> [Source document]:
□ □ □ □ □
416. Partition Equal Subset Sum

1. /**
2.  * Dynamic Programming (2D Array). See below solution for 1D array DP.
3.  *
4.  * Actually, this is a 0/1 knapsack problem, for each number, we can pick it or
5.  * not.
6.  *
7.  * Let us assume dp[i][s] means whether the specific sum s can be gotten from
8.  * the first i numbers. If we can pick such a series of numbers from 0-i whose
9.  * sum is S, dp[i][s] is true, otherwise it is false.
10.  *
11.  * Base case: dp[0][0] is true; (zero number consists of sum 0 is true)
12.  *
13.  * Transition function: For each number, if we don't pick it, dp[i][s] =
14.  * dp[i-1][s], which means if the first i-1 elements has made it to s, dp[i][s]
15.  * would also make it to s (we can just ignore nums[i]). If we pick nums[i].
16.  * dp[i][s] = dp[i-1][s-nums[i]], which represents that s is composed of the
17.  * current value nums[i] and the remaining composed of other previous numbers.
18.  * Thus, the transition function is dp[i][s] = dp[i-1][s] || dp[i-1][s-nums[i]]
19.  *
20.  * Time Complexity: O(N * S)
21.  *
22.  * Space Complexity: O(N * S)
23.  *
24.  * N = Length of the input array. S = Sum of all elements of the input array.
25.  */
26. class Solution {
27.     public boolean canPartition(int[] nums) {
28.         if (nums == null) {
29.             return false;
30.         }
31.         // Empty array can be divided in two empty subsets.
32.         if (nums.length == 0) {
33.             return true;
34.         }
35.  
36.         int sum = 0;
37.         for (int num : nums) {
38.             sum += num;
39.         }
40.         if ((sum & 1) == 1) {
41.             return false;
42.         }
43.         sum /= 2;
44.  
45.         boolean[][] dp = new boolean[nums.length + 1][sum + 1];
46.         dp[0][0] = true;
47.  
48.         for (int i = 1; i <= nums.length; i++) {
49.             dp[i][0] = true;
50.             for (int s = 1; s <= sum; s++) {
51.                 if (s >= nums[i - 1]) {
52.                     dp[i][s] = dp[i - 1][s] || dp[i - 1][s - nums[i - 1]];
53.                 } else {
54.                     dp[i][s] = dp[i - 1][s];
55.                 }
56.             }
57.         }
58.         return dp[nums.length][sum];
59.     }
60. }
61.
□ □ □ □ □
Labeled region entries:

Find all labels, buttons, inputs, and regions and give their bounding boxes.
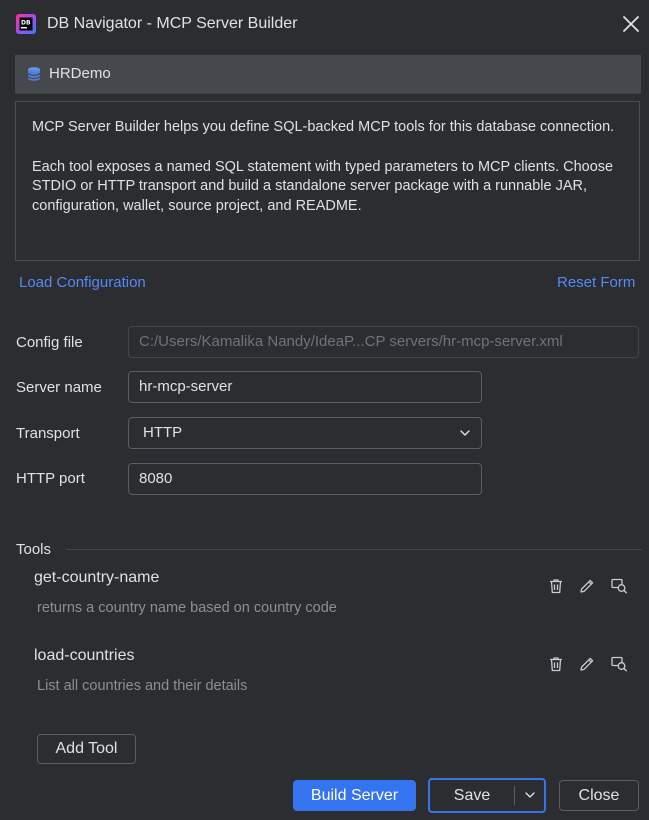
inspect-icon[interactable] — [610, 655, 628, 673]
transport-select[interactable]: HTTP — [128, 417, 482, 449]
tool-name: get-country-name — [34, 569, 160, 586]
pencil-icon[interactable] — [578, 577, 596, 595]
reset-form-link[interactable]: Reset Form — [557, 273, 635, 293]
server-name-label: Server name — [16, 379, 102, 396]
app-logo-icon: DB — [16, 14, 36, 34]
info-panel: MCP Server Builder helps you define SQL-… — [15, 101, 640, 261]
trash-icon[interactable] — [547, 655, 565, 673]
title-bar: DB DB Navigator - MCP Server Builder — [0, 0, 649, 48]
connection-name: HRDemo — [49, 65, 111, 82]
info-paragraph-intro: MCP Server Builder helps you define SQL-… — [32, 119, 615, 135]
tool-name: load-countries — [34, 647, 135, 664]
tools-section-label: Tools — [16, 541, 52, 558]
add-tool-button[interactable]: Add Tool — [37, 734, 136, 764]
database-icon — [27, 67, 41, 81]
chevron-down-icon — [460, 430, 470, 436]
trash-icon[interactable] — [547, 577, 565, 595]
transport-selected-value: HTTP — [143, 424, 183, 441]
close-button[interactable]: Close — [559, 780, 639, 811]
save-split-button[interactable]: Save — [428, 778, 546, 813]
chevron-down-icon[interactable] — [524, 791, 536, 799]
window-title: DB Navigator - MCP Server Builder — [47, 15, 298, 32]
pencil-icon[interactable] — [578, 655, 596, 673]
http-port-label: HTTP port — [16, 470, 85, 487]
build-server-button[interactable]: Build Server — [293, 780, 416, 811]
split-divider — [514, 786, 515, 805]
inspect-icon[interactable] — [610, 577, 628, 595]
transport-label: Transport — [16, 425, 80, 442]
load-configuration-link[interactable]: Load Configuration — [19, 273, 146, 293]
tools-section-divider — [66, 549, 642, 550]
http-port-input[interactable]: 8080 — [128, 463, 482, 495]
svg-text:DB: DB — [21, 20, 31, 27]
tool-description: List all countries and their details — [37, 678, 248, 694]
config-file-field: C:/Users/Kamalika Nandy/IdeaP...CP serve… — [128, 326, 639, 358]
connection-bar: HRDemo — [15, 55, 641, 94]
close-icon[interactable] — [620, 13, 642, 35]
server-name-input[interactable]: hr-mcp-server — [128, 371, 482, 403]
info-paragraph-details: Each tool exposes a named SQL statement … — [32, 158, 614, 214]
save-button[interactable]: Save — [430, 780, 514, 811]
tool-description: returns a country name based on country … — [37, 600, 337, 616]
config-file-label: Config file — [16, 334, 83, 351]
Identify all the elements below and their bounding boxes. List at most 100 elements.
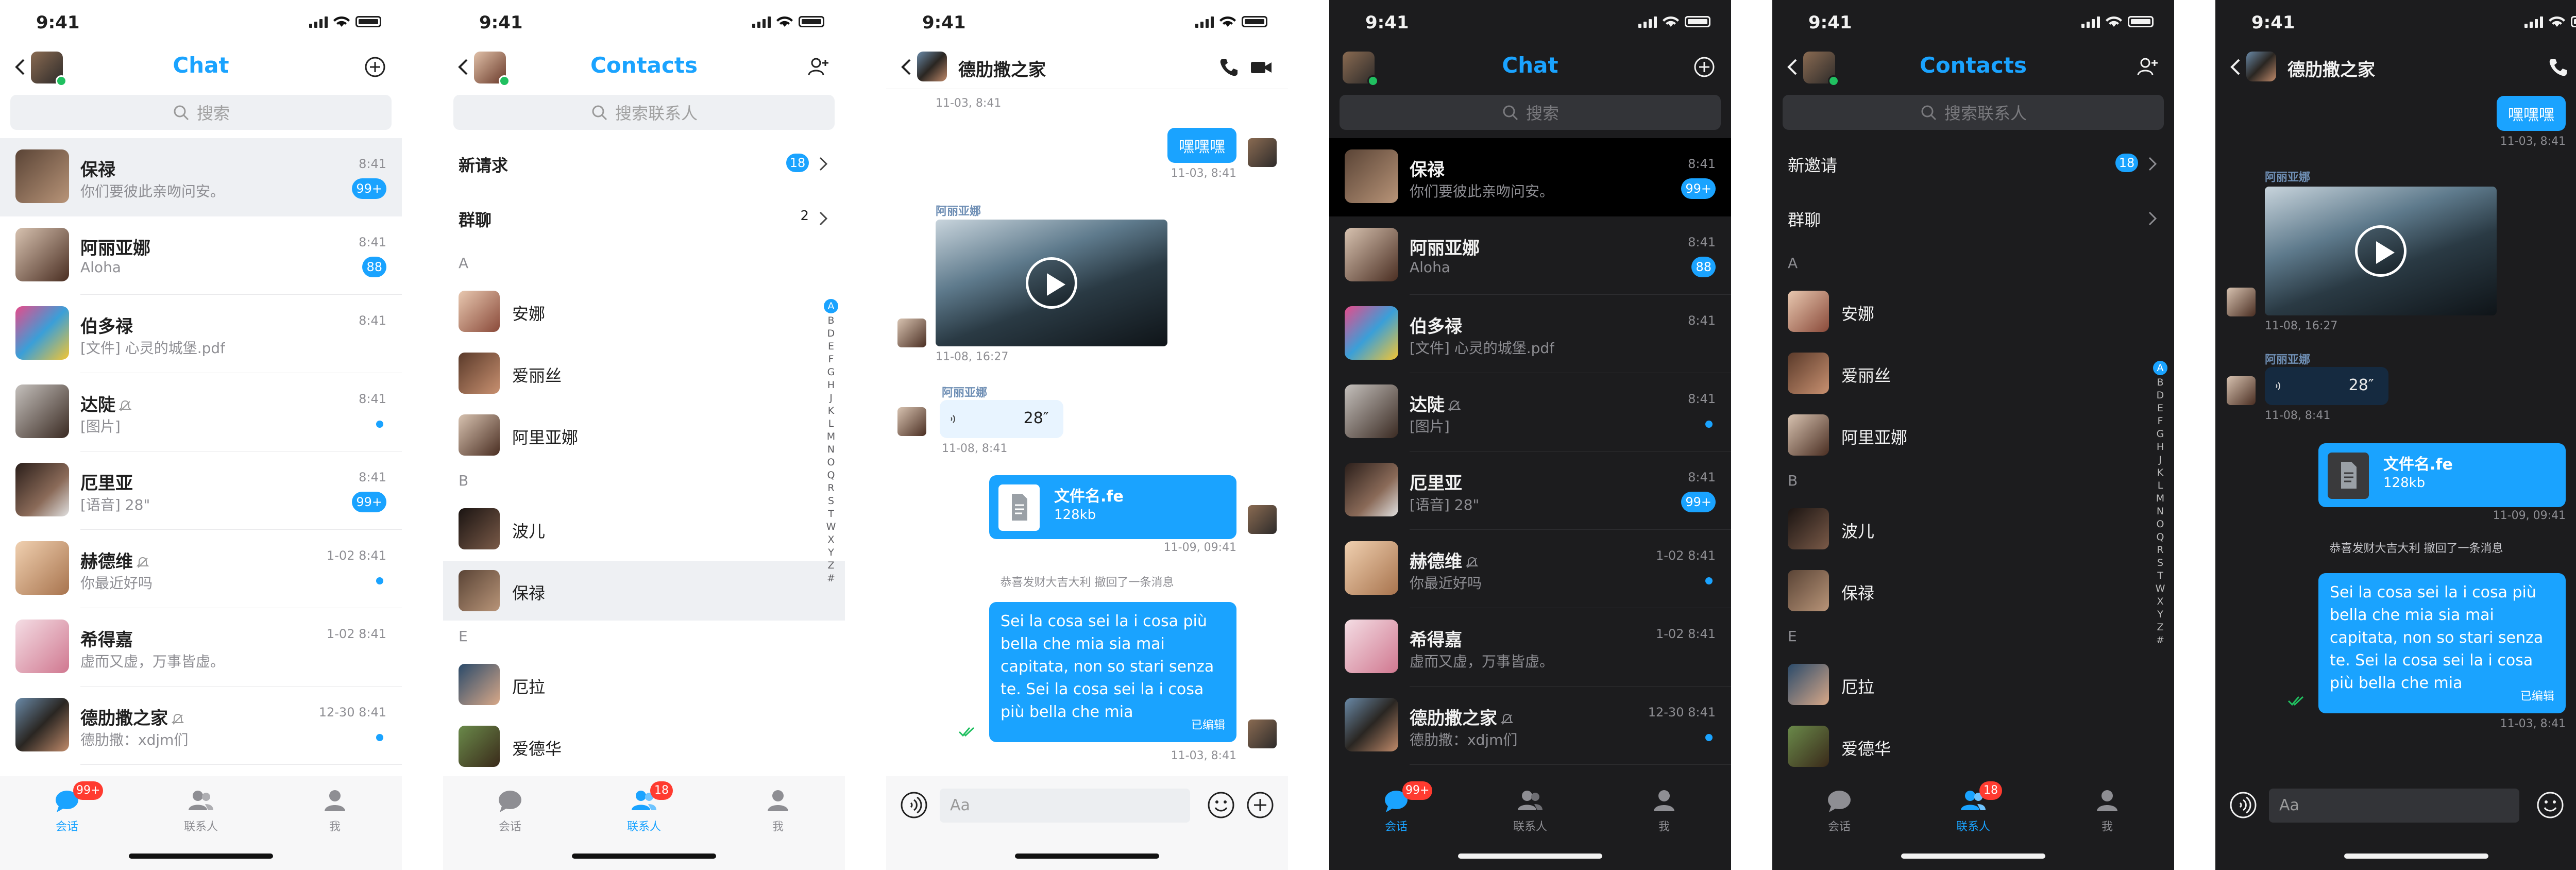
index-letter[interactable]: X (827, 534, 834, 545)
chat-row[interactable]: 赫德维 你最近好吗 1-02 8:41 (1329, 530, 1731, 608)
play-icon[interactable] (2355, 225, 2406, 277)
contact-row[interactable]: 阿里亚娜 (1772, 405, 2174, 465)
chat-row[interactable]: 希得嘉 虚而又虚，万事皆虚。 1-02 8:41 (1329, 608, 1731, 687)
index-letter[interactable]: Q (827, 470, 835, 481)
contact-row[interactable]: 爱德华 (1772, 716, 2174, 776)
index-letter[interactable]: N (2157, 506, 2164, 517)
plus-icon[interactable] (2574, 790, 2576, 821)
contact-row[interactable]: 爱丽丝 (1772, 343, 2174, 403)
index-letter[interactable]: W (2156, 583, 2165, 594)
outgoing-long-message[interactable]: Sei la cosa sei la i cosa più bella che … (2318, 573, 2566, 713)
index-letter[interactable]: H (2157, 441, 2164, 453)
tab-contacts[interactable]: 联系人 (1499, 787, 1561, 834)
index-letter[interactable]: L (828, 418, 834, 429)
search-bar[interactable]: 搜索 (1340, 95, 1721, 130)
chat-row[interactable]: 厄里亚 [语音] 28" 8:41 99+ (1329, 451, 1731, 530)
alphabet-index[interactable]: A B D E F G H J K L M N O Q R S T W X Y Z # (2153, 361, 2168, 646)
group-avatar[interactable] (2246, 52, 2276, 81)
index-letter[interactable]: L (2158, 480, 2163, 491)
new-requests-item[interactable]: 新请求 18 (443, 138, 845, 190)
voice-input-icon[interactable] (2228, 790, 2259, 821)
index-letter[interactable]: Z (827, 560, 834, 571)
chat-row[interactable]: 保禄 你们要彼此亲吻问安。 8:41 99+ (0, 138, 402, 216)
contact-row[interactable]: 阿里亚娜 (443, 405, 845, 465)
back-chevron-icon[interactable] (897, 57, 916, 77)
video-message[interactable] (2265, 187, 2497, 315)
add-circle-icon[interactable] (1693, 56, 1716, 78)
chat-row[interactable]: 赫德维 你最近好吗 1-02 8:41 (0, 530, 402, 608)
outgoing-long-message[interactable]: Sei la cosa sei la i cosa più bella che … (989, 602, 1236, 742)
index-letter[interactable]: O (827, 457, 835, 468)
index-letter[interactable]: R (2157, 544, 2163, 556)
chat-row[interactable]: 阿丽亚娜 Aloha 8:41 88 (0, 216, 402, 295)
voice-message[interactable]: 28″ (2265, 367, 2388, 405)
index-letter[interactable]: K (828, 405, 834, 416)
chat-row[interactable]: 伯多禄 [文件] 心灵的城堡.pdf 8:41 (1329, 295, 1731, 373)
index-letter[interactable]: T (828, 508, 834, 520)
index-letter[interactable]: M (827, 431, 835, 442)
chat-row[interactable]: 厄里亚 [语音] 28" 8:41 99+ (0, 451, 402, 530)
tab-contacts[interactable]: 联系人 18 (1942, 781, 2004, 834)
play-icon[interactable] (1026, 257, 1077, 309)
sender-avatar[interactable] (897, 319, 926, 347)
tab-chat[interactable]: 会话 99+ (1365, 781, 1433, 834)
index-letter[interactable]: R (827, 482, 834, 494)
index-letter[interactable]: Q (2157, 531, 2164, 543)
sender-avatar[interactable] (2227, 288, 2256, 316)
contact-row[interactable]: 波儿 (443, 499, 845, 559)
search-bar[interactable]: 搜索联系人 (453, 95, 835, 130)
tab-me[interactable]: 我 (1633, 787, 1695, 834)
outgoing-message[interactable]: 嘿嘿嘿 (2497, 96, 2566, 131)
index-letter[interactable]: X (2157, 596, 2163, 607)
index-letter[interactable]: Z (2157, 622, 2163, 633)
new-requests-item[interactable]: 新邀请 18 (1772, 138, 2174, 190)
file-message[interactable]: 文件名.fe 128kb (989, 475, 1236, 539)
chat-row[interactable]: 伯多禄 [文件] 心灵的城堡.pdf 8:41 (0, 295, 402, 373)
tab-me[interactable]: 我 (304, 787, 366, 834)
index-letter[interactable]: M (2156, 493, 2164, 504)
index-letter[interactable]: N (827, 444, 835, 455)
index-letter[interactable]: S (828, 495, 834, 507)
contact-row[interactable]: 保禄 (443, 561, 845, 621)
message-input[interactable]: Aa (940, 789, 1190, 823)
index-letter[interactable]: H (827, 379, 835, 391)
index-letter[interactable]: J (829, 392, 833, 404)
chat-row[interactable]: 达陡 [图片] 8:41 (1329, 373, 1731, 451)
search-bar[interactable]: 搜索 (10, 95, 392, 130)
index-letter[interactable]: O (2157, 518, 2164, 530)
chat-row[interactable]: 德肋撒之家 德肋撒：xdjm们 12-30 8:41 (1329, 687, 1731, 765)
tab-contacts[interactable]: 联系人 18 (613, 781, 675, 834)
index-letter[interactable]: D (827, 328, 835, 339)
tab-chat[interactable]: 会话 (1808, 787, 1870, 834)
groups-item[interactable]: 群聊 2 (443, 193, 845, 244)
index-letter[interactable]: D (2157, 390, 2164, 401)
sender-avatar[interactable] (2227, 376, 2256, 405)
alphabet-index[interactable]: A B D E F G H J K L M N O Q R S T W X Y Z # (823, 299, 839, 584)
contact-row[interactable]: 保禄 (1772, 561, 2174, 621)
contact-row[interactable]: 安娜 (1772, 281, 2174, 341)
chat-row[interactable]: 达陡 [图片] 8:41 (0, 373, 402, 451)
phone-icon[interactable] (1218, 56, 1239, 78)
index-letter[interactable]: B (2157, 377, 2163, 388)
chat-row[interactable]: 希得嘉 虚而又虚，万事皆虚。 1-02 8:41 (0, 608, 402, 687)
index-letter[interactable]: J (2159, 454, 2162, 465)
index-letter[interactable]: Y (828, 547, 834, 558)
index-letter[interactable]: G (2157, 428, 2164, 440)
back-chevron-icon[interactable] (2227, 57, 2245, 77)
group-avatar[interactable] (917, 52, 947, 81)
index-letter[interactable]: T (2157, 570, 2163, 581)
index-letter[interactable]: G (827, 366, 835, 378)
index-letter[interactable]: S (2157, 557, 2163, 568)
emoji-icon[interactable] (1206, 790, 1236, 821)
sender-avatar[interactable] (897, 407, 926, 436)
add-circle-icon[interactable] (364, 56, 386, 78)
index-letter[interactable]: # (827, 573, 835, 584)
message-input[interactable]: Aa (2269, 789, 2519, 823)
index-letter[interactable]: Y (2157, 609, 2163, 620)
add-contact-icon[interactable] (2136, 56, 2159, 78)
index-letter[interactable]: E (2157, 403, 2163, 414)
contact-row[interactable]: 厄拉 (1772, 655, 2174, 714)
index-letter[interactable]: A (824, 299, 838, 313)
contact-row[interactable]: 爱德华 (443, 716, 845, 776)
index-letter[interactable]: F (828, 354, 834, 365)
□ □ □ □ □
> [Problem set]:
**a.** In the partition equal subset sum text, what base case is given for the DP table?
**b.** In the partition equal subset sum text, restate the paragraph that begins "Transition function: For each number" as a short list, keeping its main facts.
**c.** Write the next part of the partition equal subset sum text, picking up after its last line.

> [Answers for the exercise]:
**a.** dp[0][0] is true, because zero numbers make a sum of 0.

**b.**
- If nums[i] is not picked: dp[i][s] = dp[i-1][s]. If the first i-1 elements already reach s, dp[i][s] does too, and nums[i] can be ignored.
- If nums[i] is picked: dp[i][s] = dp[i-1][s-nums[i]]. In that case, s is made up of nums[i] plus a sum formed from the earlier numbers.
- Combined transition: dp[i][s] = dp[i-1][s] || dp[i-1][s-nums[i]].

**c.**
62. /**
63.  * Dynamic Programming Using 1D array.
64.  *
65.  * Explaination of the logic refer to comments of previous solution.
66.  *
67.  * Time Complexity: O(N * S)
68.  *
69.  * Space Complexity: O(S)
70.  *
71.  * N = Length of the input array. S = Sum of all elements of the input array.
72.  */
73. class Solution {
74.     public boolean canPartition(int[] nums) {
75.         if (nums == null) {
76.             return false;
77.         }
78.         // Empty array can be divided in two empty subsets.
79.         if (nums.length == 0) {
80.             return true;
81.         }
82.  
83.         int sum = 0;
84.         for (int num : nums) {
85.             sum += num;
86.         }
87.         if ((sum & 1) == 1) {
88.             return false;
89.         }
90.         sum /= 2;
91.  
92.         boolean[] dp = new boolean[sum + 1];
93.         dp[0] = true;
94.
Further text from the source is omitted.